■ OBJECTIVE ■
Give only the number of lines in the records below that contain the word "Bori".

--- START OF RAW RECORDS ---

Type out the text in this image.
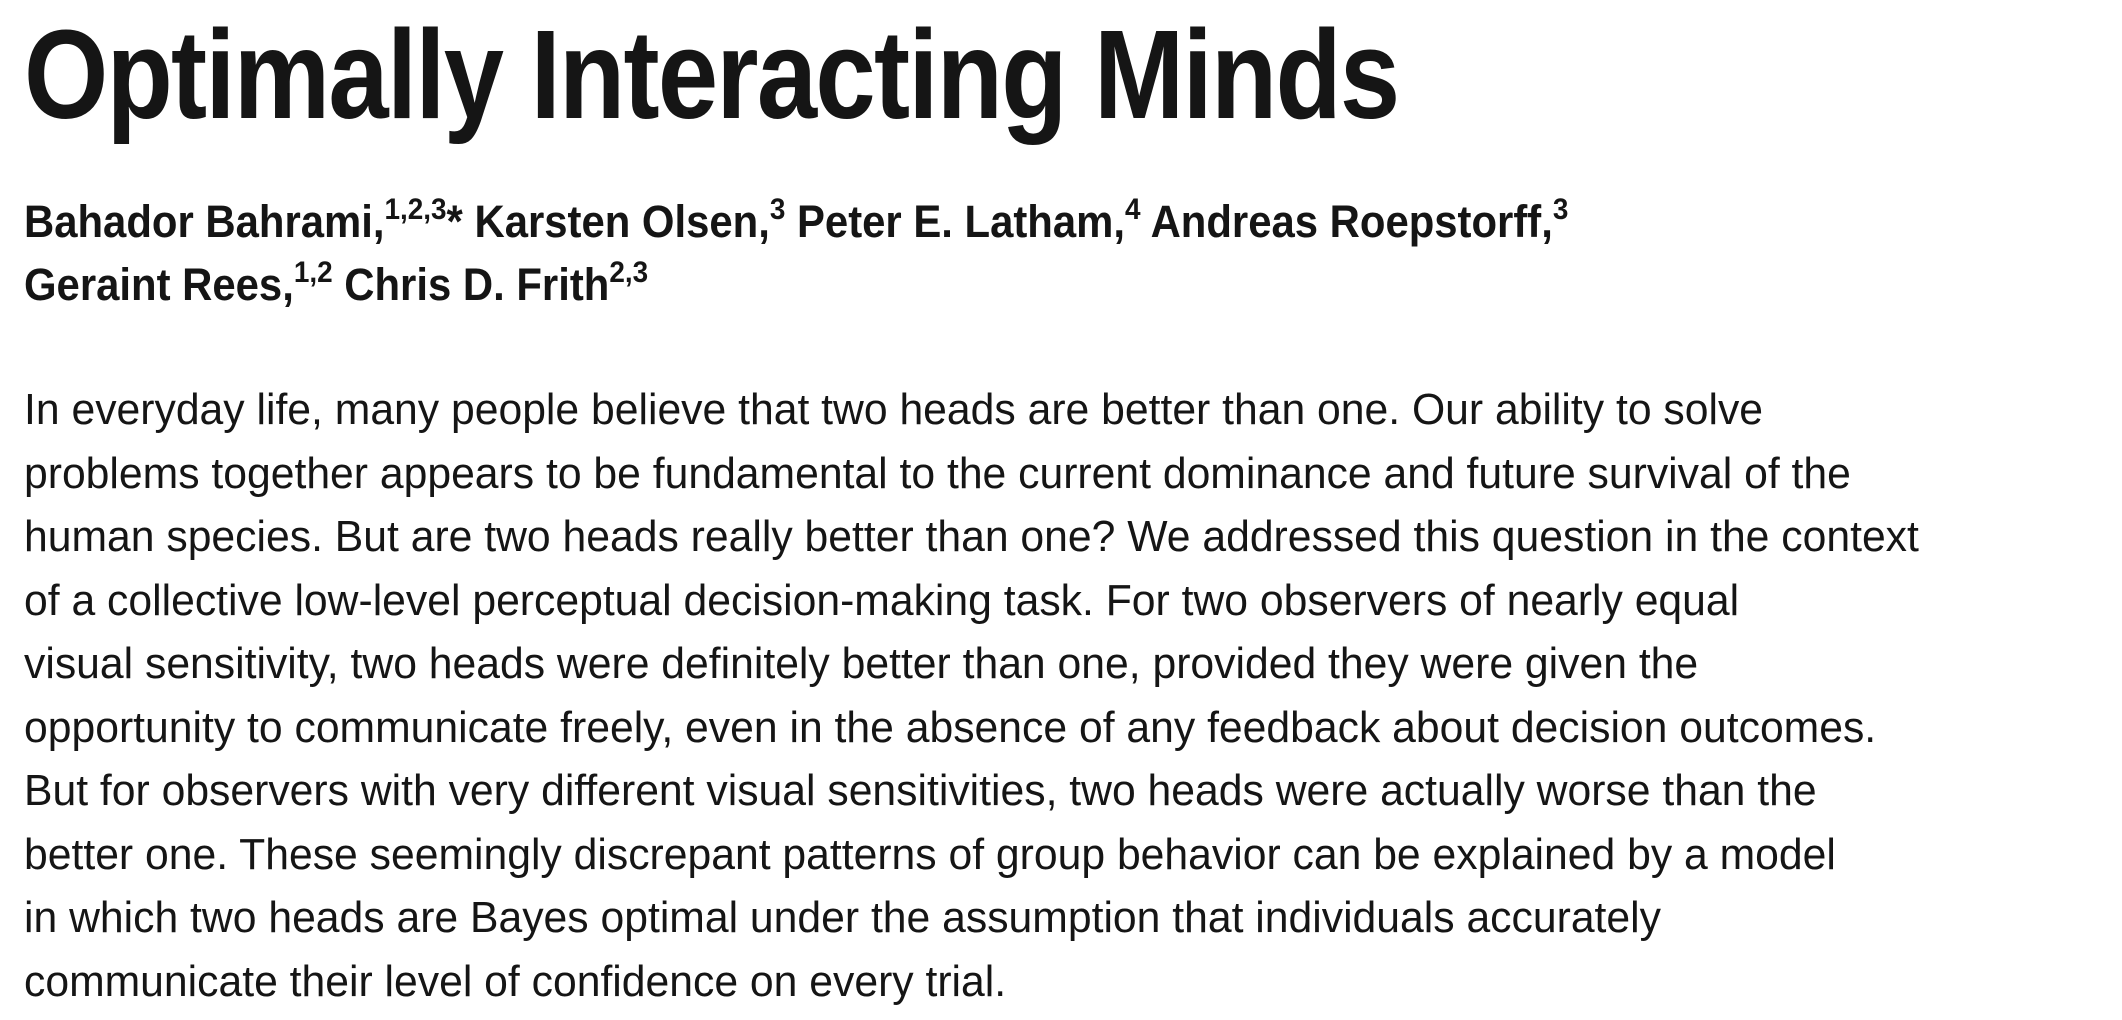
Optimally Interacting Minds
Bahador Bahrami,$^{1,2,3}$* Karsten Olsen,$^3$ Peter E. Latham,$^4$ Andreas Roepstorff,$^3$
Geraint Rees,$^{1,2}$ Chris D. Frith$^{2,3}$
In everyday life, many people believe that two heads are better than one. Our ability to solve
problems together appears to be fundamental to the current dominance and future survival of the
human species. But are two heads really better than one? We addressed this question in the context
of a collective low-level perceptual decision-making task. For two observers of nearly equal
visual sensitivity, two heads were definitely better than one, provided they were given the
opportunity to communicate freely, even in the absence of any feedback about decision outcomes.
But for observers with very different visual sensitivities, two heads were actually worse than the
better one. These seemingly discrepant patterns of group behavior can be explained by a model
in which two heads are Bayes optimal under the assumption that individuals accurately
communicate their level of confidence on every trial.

--- END OF RAW RECORDS ---
--- START OF RAW RECORDS ---

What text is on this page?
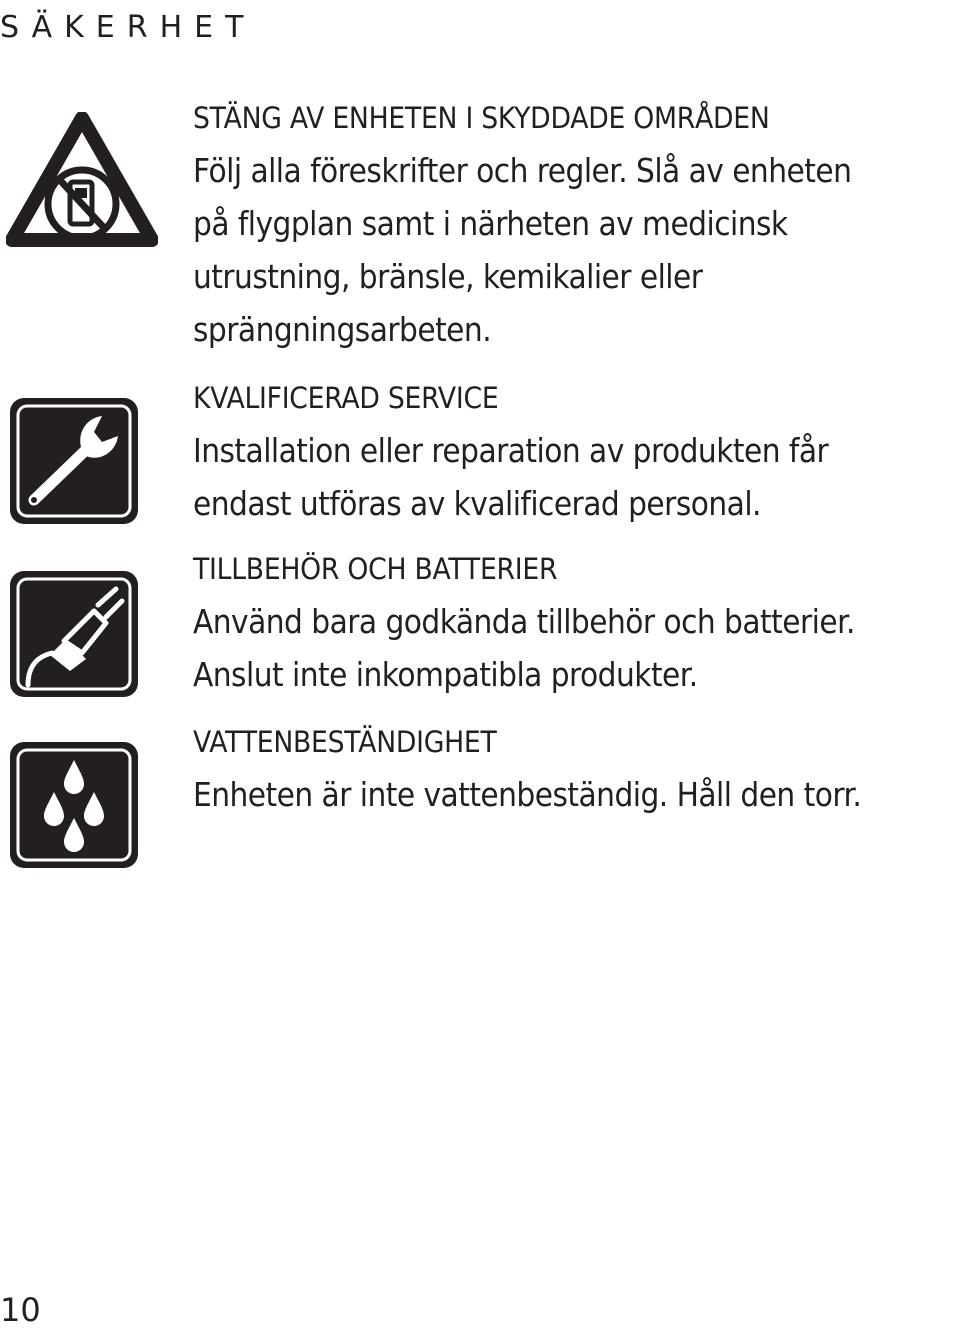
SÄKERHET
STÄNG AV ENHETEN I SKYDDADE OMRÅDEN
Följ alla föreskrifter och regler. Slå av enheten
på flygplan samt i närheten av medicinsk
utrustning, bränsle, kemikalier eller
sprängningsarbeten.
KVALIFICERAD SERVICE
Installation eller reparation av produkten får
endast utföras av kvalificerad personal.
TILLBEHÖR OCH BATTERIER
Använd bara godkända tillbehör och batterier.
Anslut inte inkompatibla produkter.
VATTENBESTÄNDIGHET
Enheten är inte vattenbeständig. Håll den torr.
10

--- END OF RAW RECORDS ---
--- START OF RAW RECORDS ---

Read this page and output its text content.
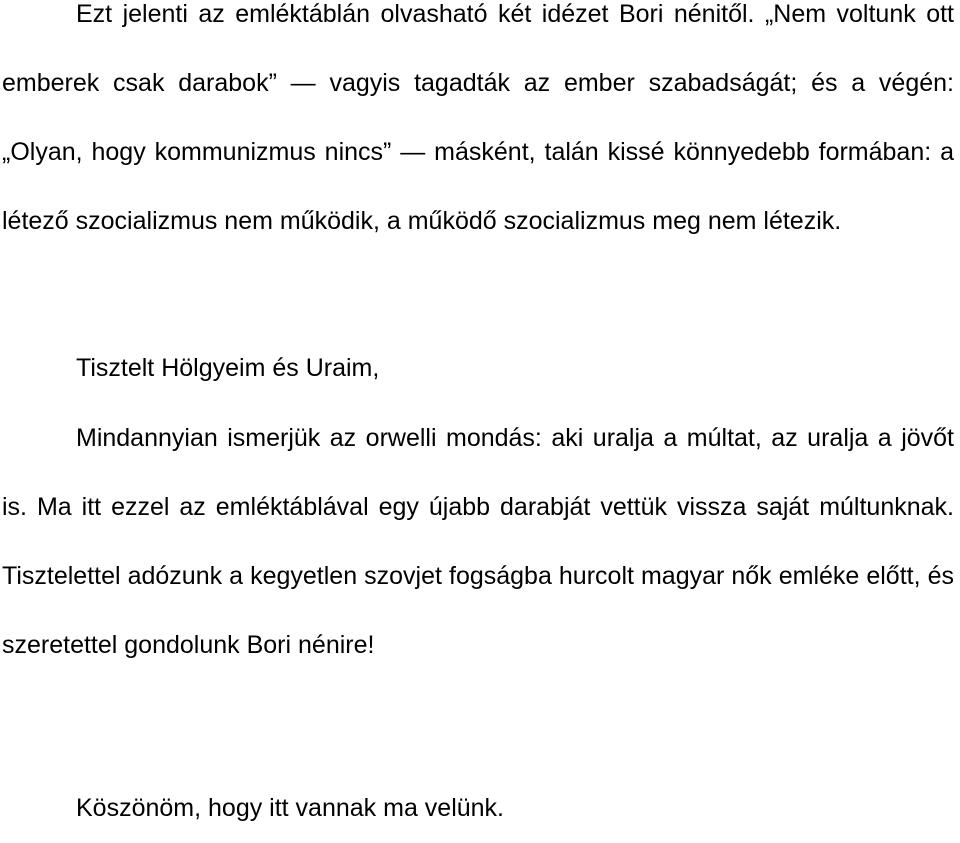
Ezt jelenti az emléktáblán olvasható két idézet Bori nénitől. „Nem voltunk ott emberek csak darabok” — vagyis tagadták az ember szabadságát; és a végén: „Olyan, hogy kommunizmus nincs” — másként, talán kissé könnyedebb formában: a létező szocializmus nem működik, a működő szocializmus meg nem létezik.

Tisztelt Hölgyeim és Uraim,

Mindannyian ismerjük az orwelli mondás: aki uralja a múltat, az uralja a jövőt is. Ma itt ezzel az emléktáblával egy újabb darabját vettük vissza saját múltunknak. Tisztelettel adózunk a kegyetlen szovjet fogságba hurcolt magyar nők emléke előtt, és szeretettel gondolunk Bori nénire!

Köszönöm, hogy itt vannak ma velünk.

--- END OF RAW RECORDS ---

■ TASK RESULT ■
2